__REQUIRED WORK__: Print the entries that appear below, exactly as written and without their pictures.
- - - -
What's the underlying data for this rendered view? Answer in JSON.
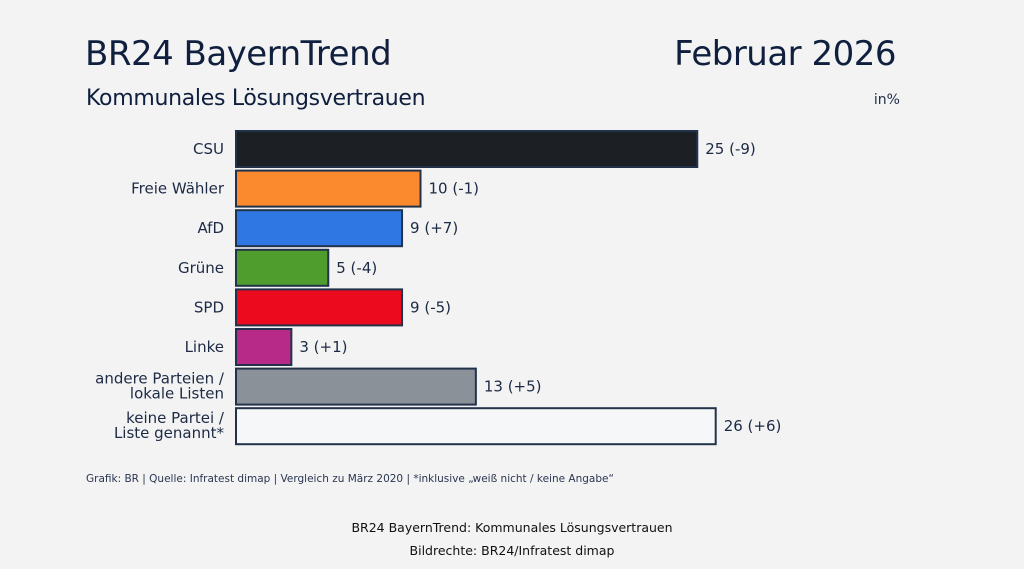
{
  "header": {
    "title": "BR24 BayernTrend",
    "subtitle": "Kommunales Lösungsvertrauen",
    "date": "Februar 2026",
    "unit": "in%"
  },
  "chart_data": {
    "type": "bar",
    "orientation": "horizontal",
    "title": "BR24 BayernTrend – Kommunales Lösungsvertrauen",
    "subtitle": "Februar 2026",
    "unit": "in%",
    "xlabel": "",
    "ylabel": "",
    "xlim": [
      0,
      26
    ],
    "grid": false,
    "legend": "none",
    "categories": [
      [
        "CSU"
      ],
      [
        "Freie Wähler"
      ],
      [
        "AfD"
      ],
      [
        "Grüne"
      ],
      [
        "SPD"
      ],
      [
        "Linke"
      ],
      [
        "andere Parteien /",
        "lokale Listen"
      ],
      [
        "keine Partei /",
        "Liste genannt*"
      ]
    ],
    "values": [
      25,
      10,
      9,
      5,
      9,
      3,
      13,
      26
    ],
    "changes": [
      "-9",
      "-1",
      "+7",
      "-4",
      "-5",
      "+1",
      "+5",
      "+6"
    ],
    "data_labels": [
      "25 (-9)",
      "10 (-1)",
      "9 (+7)",
      "5 (-4)",
      "9 (-5)",
      "3 (+1)",
      "13 (+5)",
      "26 (+6)"
    ],
    "colors": [
      "#1c1f24",
      "#fb8a2e",
      "#2f78e4",
      "#4e9d2d",
      "#ec0b1e",
      "#b82a87",
      "#8b9199",
      "#f6f7f8"
    ],
    "bar_outline": "#22324a"
  },
  "footer": {
    "source": "Grafik: BR | Quelle: Infratest dimap | Vergleich zu März 2020 | *inklusive „weiß nicht / keine Angabe“",
    "caption_line1": "BR24 BayernTrend: Kommunales Lösungsvertrauen",
    "caption_line2": "Bildrechte: BR24/Infratest dimap"
  }
}
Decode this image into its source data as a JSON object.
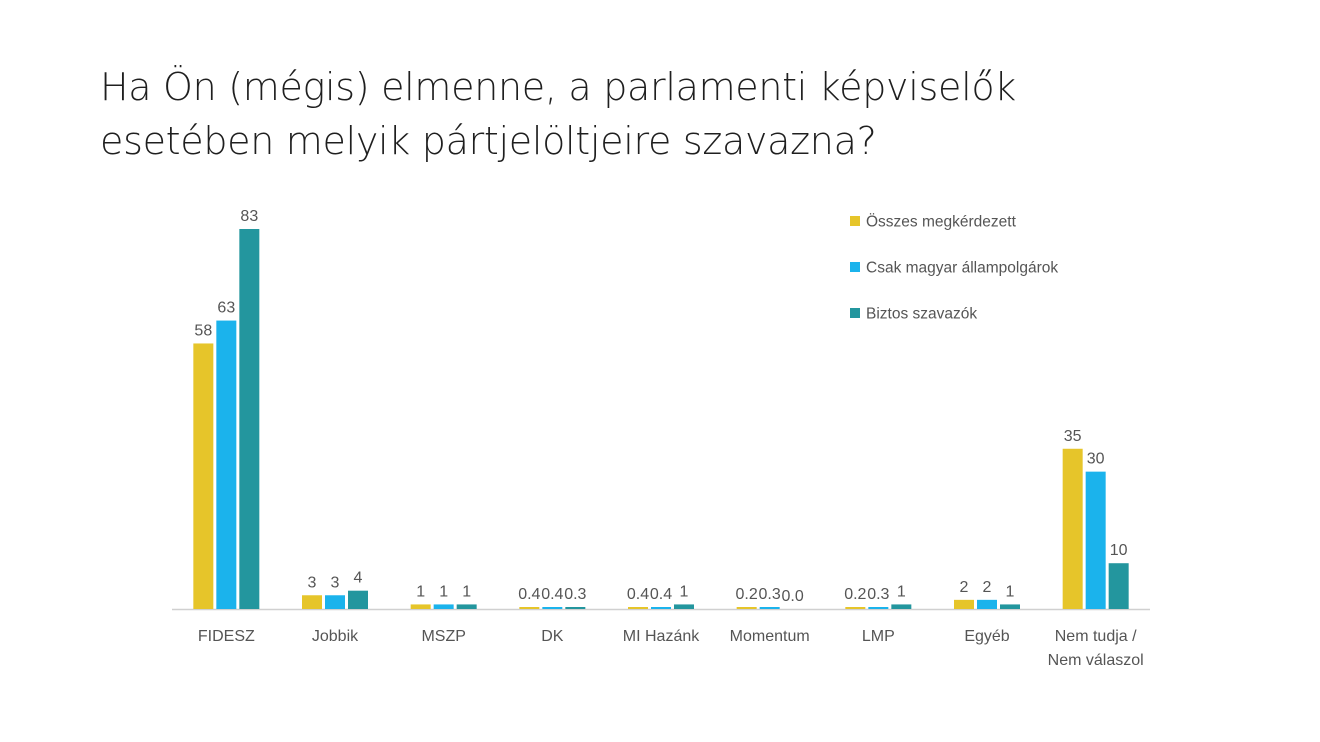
{
  "title_lines": [
    "Ha Ön (mégis) elmenne, a parlamenti képviselők",
    "esetében melyik pártjelöltjeire szavazna?"
  ],
  "chart_data": {
    "type": "bar",
    "title": "Ha Ön (mégis) elmenne, a parlamenti képviselők esetében melyik pártjelöltjeire szavazna?",
    "categories": [
      [
        "FIDESZ"
      ],
      [
        "Jobbik"
      ],
      [
        "MSZP"
      ],
      [
        "DK"
      ],
      [
        "MI Hazánk"
      ],
      [
        "Momentum"
      ],
      [
        "LMP"
      ],
      [
        "Egyéb"
      ],
      [
        "Nem tudja /",
        "Nem válaszol"
      ]
    ],
    "series": [
      {
        "name": "Összes megkérdezett",
        "color": "#E6C52A",
        "values": [
          58,
          3,
          1,
          0.4,
          0.4,
          0.2,
          0.2,
          2,
          35
        ],
        "labels": [
          "58",
          "3",
          "1",
          "0.4",
          "0.4",
          "0.2",
          "0.2",
          "2",
          "35"
        ]
      },
      {
        "name": "Csak magyar állampolgárok",
        "color": "#1BB3EC",
        "values": [
          63,
          3,
          1,
          0.4,
          0.4,
          0.3,
          0.3,
          2,
          30
        ],
        "labels": [
          "63",
          "3",
          "1",
          "0.4",
          "0.4",
          "0.3",
          "0.3",
          "2",
          "30"
        ]
      },
      {
        "name": "Biztos szavazók",
        "color": "#23969E",
        "values": [
          83,
          4,
          1,
          0.3,
          1,
          0.0,
          1,
          1,
          10
        ],
        "labels": [
          "83",
          "4",
          "1",
          "0.3",
          "1",
          "0.0",
          "1",
          "1",
          "10"
        ]
      }
    ],
    "ylim": [
      0,
      85
    ],
    "xlabel": "",
    "ylabel": "",
    "grid": false,
    "legend_position": "top-right"
  }
}
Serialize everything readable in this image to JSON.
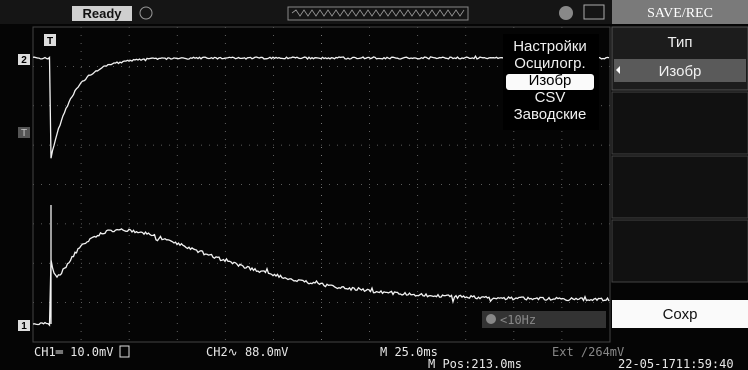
{
  "top_bar": {
    "status": "Ready",
    "menu_title": "SAVE/REC"
  },
  "markers": {
    "trigger": "T",
    "ch2": "2",
    "trigger_level": "T",
    "ch1": "1"
  },
  "popup_menu": {
    "items": [
      "Настройки",
      "Осцилогр.",
      "Изобр",
      "CSV",
      "Заводские"
    ]
  },
  "side_menu": {
    "type_label": "Тип",
    "type_value": "Изобр",
    "save": "Сохр"
  },
  "filter": "<10Hz",
  "status_bar": {
    "ch1": "CH1═ 10.0mV",
    "ch2": "CH2∿ 88.0mV",
    "timebase": "M 25.0ms",
    "position": "M Pos:213.0ms",
    "trigger": "Ext ∕264mV",
    "datetime": "22-05-1711:59:40"
  }
}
- - - -
__FINISHED EXERCISE__:
What's the underlying data for this rendered view? Answer in JSON.
{
  "header": {
    "title": "BR24 BayernTrend",
    "subtitle": "Kommunales Lösungsvertrauen",
    "date": "Februar 2026",
    "unit": "in%"
  },
  "chart_data": {
    "type": "bar",
    "orientation": "horizontal",
    "title": "BR24 BayernTrend – Kommunales Lösungsvertrauen",
    "subtitle": "Februar 2026",
    "unit": "in%",
    "xlabel": "",
    "ylabel": "",
    "xlim": [
      0,
      26
    ],
    "grid": false,
    "legend": "none",
    "categories": [
      [
        "CSU"
      ],
      [
        "Freie Wähler"
      ],
      [
        "AfD"
      ],
      [
        "Grüne"
      ],
      [
        "SPD"
      ],
      [
        "Linke"
      ],
      [
        "andere Parteien /",
        "lokale Listen"
      ],
      [
        "keine Partei /",
        "Liste genannt*"
      ]
    ],
    "values": [
      25,
      10,
      9,
      5,
      9,
      3,
      13,
      26
    ],
    "changes": [
      "-9",
      "-1",
      "+7",
      "-4",
      "-5",
      "+1",
      "+5",
      "+6"
    ],
    "data_labels": [
      "25 (-9)",
      "10 (-1)",
      "9 (+7)",
      "5 (-4)",
      "9 (-5)",
      "3 (+1)",
      "13 (+5)",
      "26 (+6)"
    ],
    "colors": [
      "#1c1f24",
      "#fb8a2e",
      "#2f78e4",
      "#4e9d2d",
      "#ec0b1e",
      "#b82a87",
      "#8b9199",
      "#f6f7f8"
    ],
    "bar_outline": "#22324a"
  },
  "footer": {
    "source": "Grafik: BR | Quelle: Infratest dimap | Vergleich zu März 2020 | *inklusive „weiß nicht / keine Angabe“",
    "caption_line1": "BR24 BayernTrend: Kommunales Lösungsvertrauen",
    "caption_line2": "Bildrechte: BR24/Infratest dimap"
  }
}
Decode this image into its source data as a JSON object.
{
  "title_lines": [
    "Ha Ön (mégis) elmenne, a parlamenti képviselők",
    "esetében melyik pártjelöltjeire szavazna?"
  ],
  "chart_data": {
    "type": "bar",
    "title": "Ha Ön (mégis) elmenne, a parlamenti képviselők esetében melyik pártjelöltjeire szavazna?",
    "categories": [
      [
        "FIDESZ"
      ],
      [
        "Jobbik"
      ],
      [
        "MSZP"
      ],
      [
        "DK"
      ],
      [
        "MI Hazánk"
      ],
      [
        "Momentum"
      ],
      [
        "LMP"
      ],
      [
        "Egyéb"
      ],
      [
        "Nem tudja /",
        "Nem válaszol"
      ]
    ],
    "series": [
      {
        "name": "Összes megkérdezett",
        "color": "#E6C52A",
        "values": [
          58,
          3,
          1,
          0.4,
          0.4,
          0.2,
          0.2,
          2,
          35
        ],
        "labels": [
          "58",
          "3",
          "1",
          "0.4",
          "0.4",
          "0.2",
          "0.2",
          "2",
          "35"
        ]
      },
      {
        "name": "Csak magyar állampolgárok",
        "color": "#1BB3EC",
        "values": [
          63,
          3,
          1,
          0.4,
          0.4,
          0.3,
          0.3,
          2,
          30
        ],
        "labels": [
          "63",
          "3",
          "1",
          "0.4",
          "0.4",
          "0.3",
          "0.3",
          "2",
          "30"
        ]
      },
      {
        "name": "Biztos szavazók",
        "color": "#23969E",
        "values": [
          83,
          4,
          1,
          0.3,
          1,
          0.0,
          1,
          1,
          10
        ],
        "labels": [
          "83",
          "4",
          "1",
          "0.3",
          "1",
          "0.0",
          "1",
          "1",
          "10"
        ]
      }
    ],
    "ylim": [
      0,
      85
    ],
    "xlabel": "",
    "ylabel": "",
    "grid": false,
    "legend_position": "top-right"
  }
}
Serialize everything readable in this image to JSON.
{
  "top_bar": {
    "status": "Ready",
    "menu_title": "SAVE/REC"
  },
  "markers": {
    "trigger": "T",
    "ch2": "2",
    "trigger_level": "T",
    "ch1": "1"
  },
  "popup_menu": {
    "items": [
      "Настройки",
      "Осцилогр.",
      "Изобр",
      "CSV",
      "Заводские"
    ]
  },
  "side_menu": {
    "type_label": "Тип",
    "type_value": "Изобр",
    "save": "Сохр"
  },
  "filter": "<10Hz",
  "status_bar": {
    "ch1": "CH1═ 10.0mV",
    "ch2": "CH2∿ 88.0mV",
    "timebase": "M 25.0ms",
    "position": "M Pos:213.0ms",
    "trigger": "Ext ∕264mV",
    "datetime": "22-05-1711:59:40"
  }
}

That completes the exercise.